Set problem: No images are to be carried over; print all other material exactly as it stands.
>> Start
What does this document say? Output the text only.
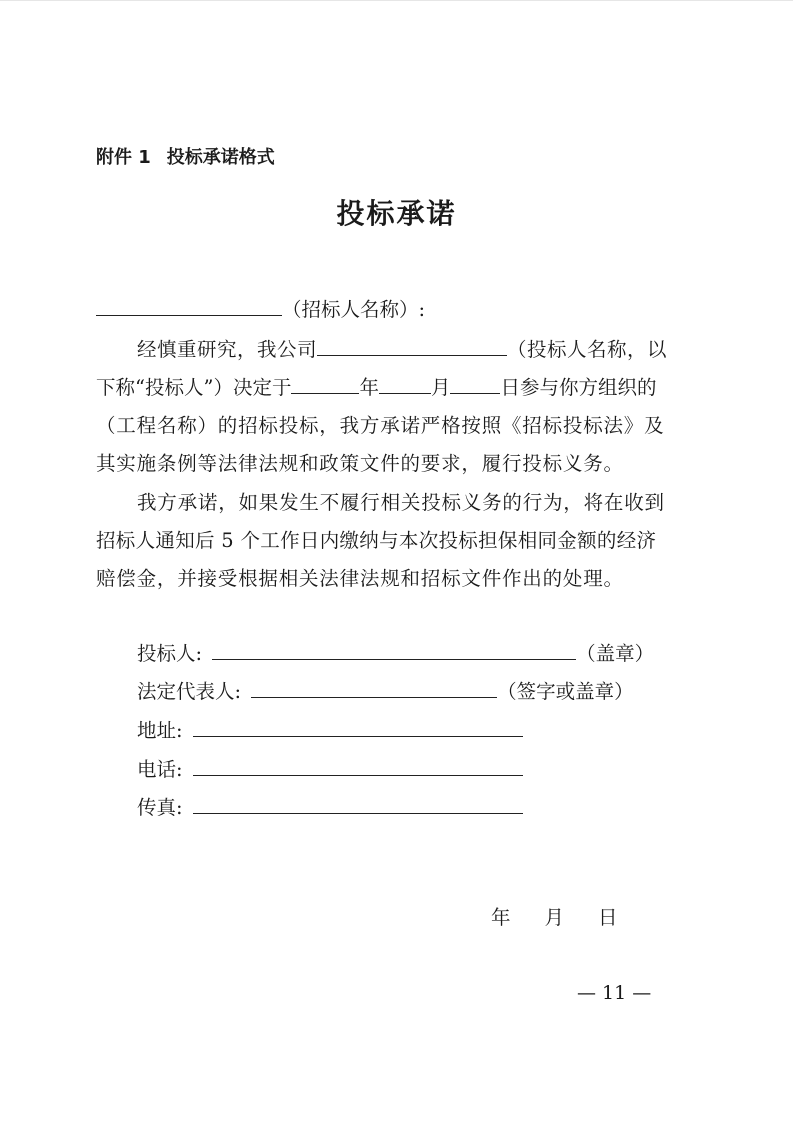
附件 1 投标承诺格式
投标承诺
（招标人名称）:
经慎重研究，我公司	（投标人名称，以
下称“投标人”）决定于	年	月	日参与你方组织的
（工程名称）的招标投标，我方承诺严格按照《招标投标法》及
其实施条例等法律法规和政策文件的要求，履行投标义务。
我方承诺，如果发生不履行相关投标义务的行为，将在收到
招标人通知后 5 个工作日内缴纳与本次投标担保相同金额的经济
赔偿金，并接受根据相关法律法规和招标文件作出的处理。
投标人:	（盖章）
法定代表人:	（签字或盖章）
地址:
电话:
传真:
年 月 日
— 11 —
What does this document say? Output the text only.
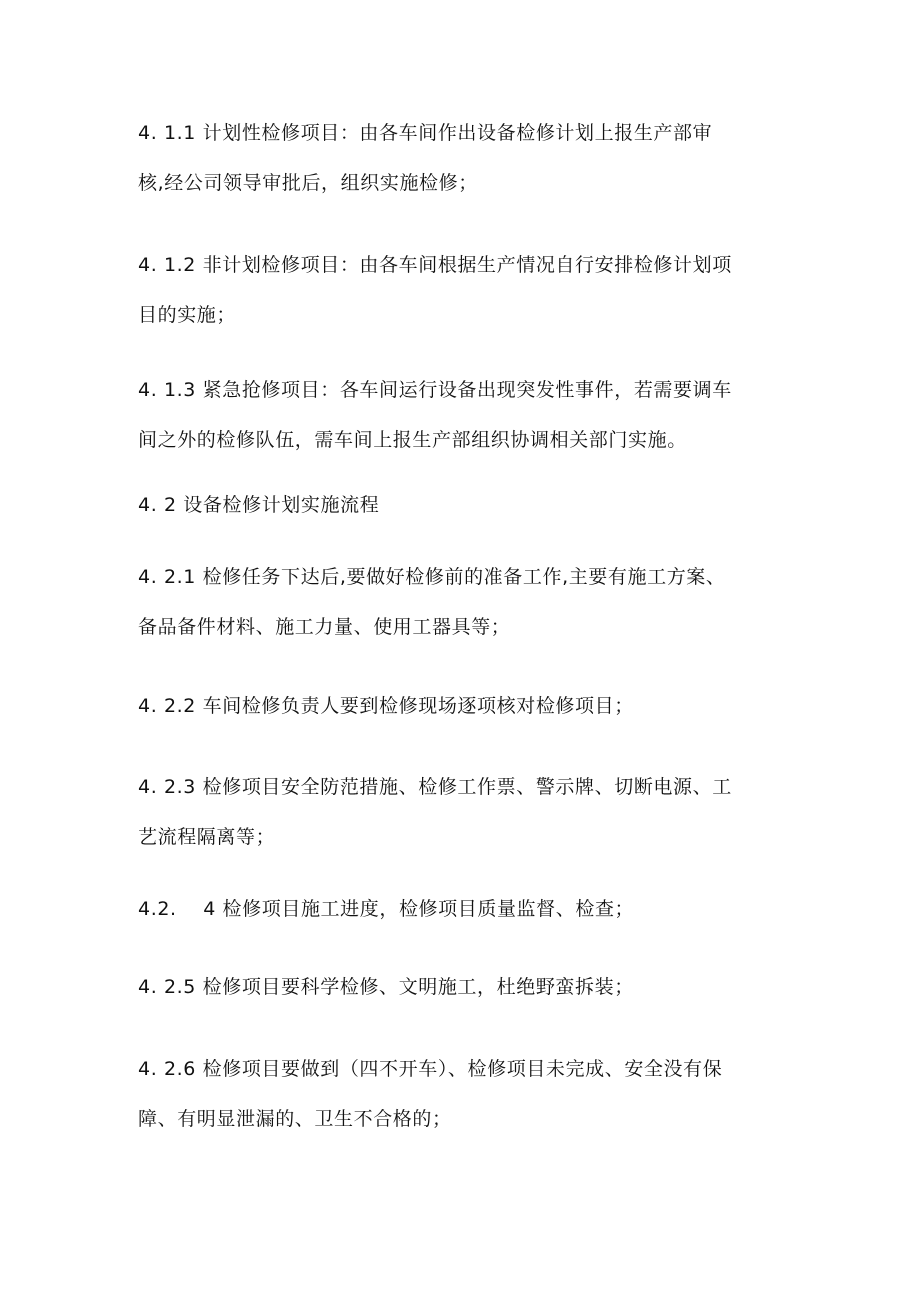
4. 1.1 计划性检修项目：由各车间作出设备检修计划上报生产部审
核,经公司领导审批后，组织实施检修；

4. 1.2 非计划检修项目：由各车间根据生产情况自行安排检修计划项
目的实施；

4. 1.3 紧急抢修项目：各车间运行设备出现突发性事件，若需要调车
间之外的检修队伍，需车间上报生产部组织协调相关部门实施。

4. 2 设备检修计划实施流程

4. 2.1 检修任务下达后,要做好检修前的准备工作,主要有施工方案、
备品备件材料、施工力量、使用工器具等；

4. 2.2 车间检修负责人要到检修现场逐项核对检修项目；

4. 2.3 检修项目安全防范措施、检修工作票、警示牌、切断电源、工
艺流程隔离等；

4.2.    4 检修项目施工进度，检修项目质量监督、检查；

4. 2.5 检修项目要科学检修、文明施工，杜绝野蛮拆装；

4. 2.6 检修项目要做到（四不开车）、检修项目未完成、安全没有保
障、有明显泄漏的、卫生不合格的；
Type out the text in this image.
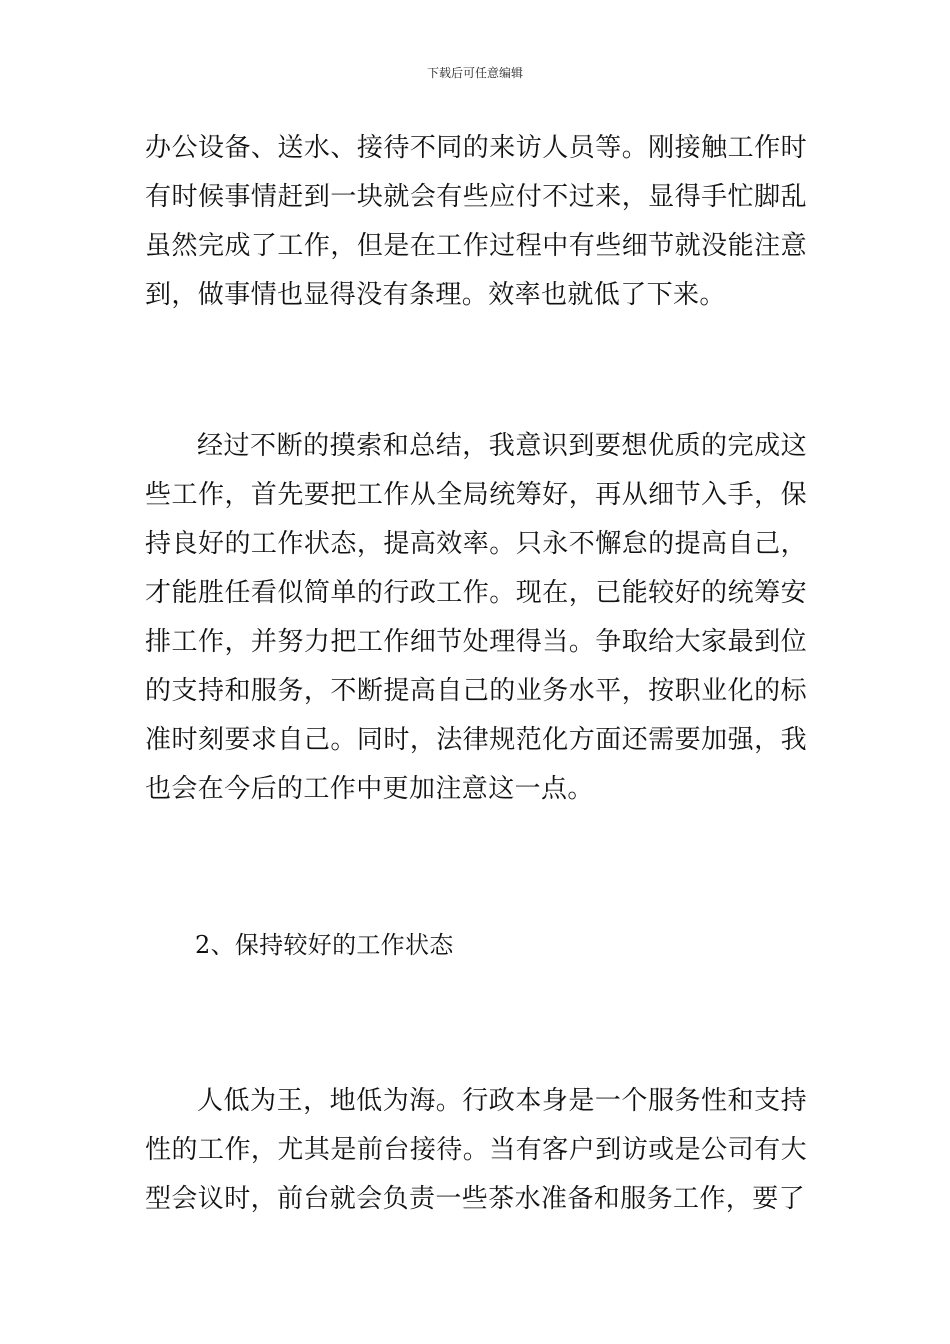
下载后可任意编辑

办公设备、送水、接待不同的来访人员等。刚接触工作时有时候事情赶到一块就会有些应付不过来，显得手忙脚乱虽然完成了工作，但是在工作过程中有些细节就没能注意到，做事情也显得没有条理。效率也就低了下来。

经过不断的摸索和总结，我意识到要想优质的完成这些工作，首先要把工作从全局统筹好，再从细节入手，保持良好的工作状态，提高效率。只永不懈怠的提高自己，才能胜任看似简单的行政工作。现在，已能较好的统筹安排工作，并努力把工作细节处理得当。争取给大家最到位的支持和服务，不断提高自己的业务水平，按职业化的标准时刻要求自己。同时，法律规范化方面还需要加强，我也会在今后的工作中更加注意这一点。

2、保持较好的工作状态

人低为王，地低为海。行政本身是一个服务性和支持性的工作，尤其是前台接待。当有客户到访或是公司有大型会议时，前台就会负责一些茶水准备和服务工作，要了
>> End
Answer in full:
What does this document say? Output the text only.
附件 1 投标承诺格式
投标承诺
（招标人名称）:
经慎重研究，我公司	（投标人名称，以
下称“投标人”）决定于	年	月	日参与你方组织的
（工程名称）的招标投标，我方承诺严格按照《招标投标法》及
其实施条例等法律法规和政策文件的要求，履行投标义务。
我方承诺，如果发生不履行相关投标义务的行为，将在收到
招标人通知后 5 个工作日内缴纳与本次投标担保相同金额的经济
赔偿金，并接受根据相关法律法规和招标文件作出的处理。
投标人:	（盖章）
法定代表人:	（签字或盖章）
地址:
电话:
传真:
年 月 日
— 11 —
What does this document say? Output the text only.
4. 1.1 计划性检修项目：由各车间作出设备检修计划上报生产部审
核,经公司领导审批后，组织实施检修；

4. 1.2 非计划检修项目：由各车间根据生产情况自行安排检修计划项
目的实施；

4. 1.3 紧急抢修项目：各车间运行设备出现突发性事件，若需要调车
间之外的检修队伍，需车间上报生产部组织协调相关部门实施。

4. 2 设备检修计划实施流程

4. 2.1 检修任务下达后,要做好检修前的准备工作,主要有施工方案、
备品备件材料、施工力量、使用工器具等；

4. 2.2 车间检修负责人要到检修现场逐项核对检修项目；

4. 2.3 检修项目安全防范措施、检修工作票、警示牌、切断电源、工
艺流程隔离等；

4.2.    4 检修项目施工进度，检修项目质量监督、检查；

4. 2.5 检修项目要科学检修、文明施工，杜绝野蛮拆装；

4. 2.6 检修项目要做到（四不开车）、检修项目未完成、安全没有保
障、有明显泄漏的、卫生不合格的；
Type out the text in this image.
下载后可任意编辑

办公设备、送水、接待不同的来访人员等。刚接触工作时有时候事情赶到一块就会有些应付不过来，显得手忙脚乱虽然完成了工作，但是在工作过程中有些细节就没能注意到，做事情也显得没有条理。效率也就低了下来。

经过不断的摸索和总结，我意识到要想优质的完成这些工作，首先要把工作从全局统筹好，再从细节入手，保持良好的工作状态，提高效率。只永不懈怠的提高自己，才能胜任看似简单的行政工作。现在，已能较好的统筹安排工作，并努力把工作细节处理得当。争取给大家最到位的支持和服务，不断提高自己的业务水平，按职业化的标准时刻要求自己。同时，法律规范化方面还需要加强，我也会在今后的工作中更加注意这一点。

2、保持较好的工作状态

人低为王，地低为海。行政本身是一个服务性和支持性的工作，尤其是前台接待。当有客户到访或是公司有大型会议时，前台就会负责一些茶水准备和服务工作，要了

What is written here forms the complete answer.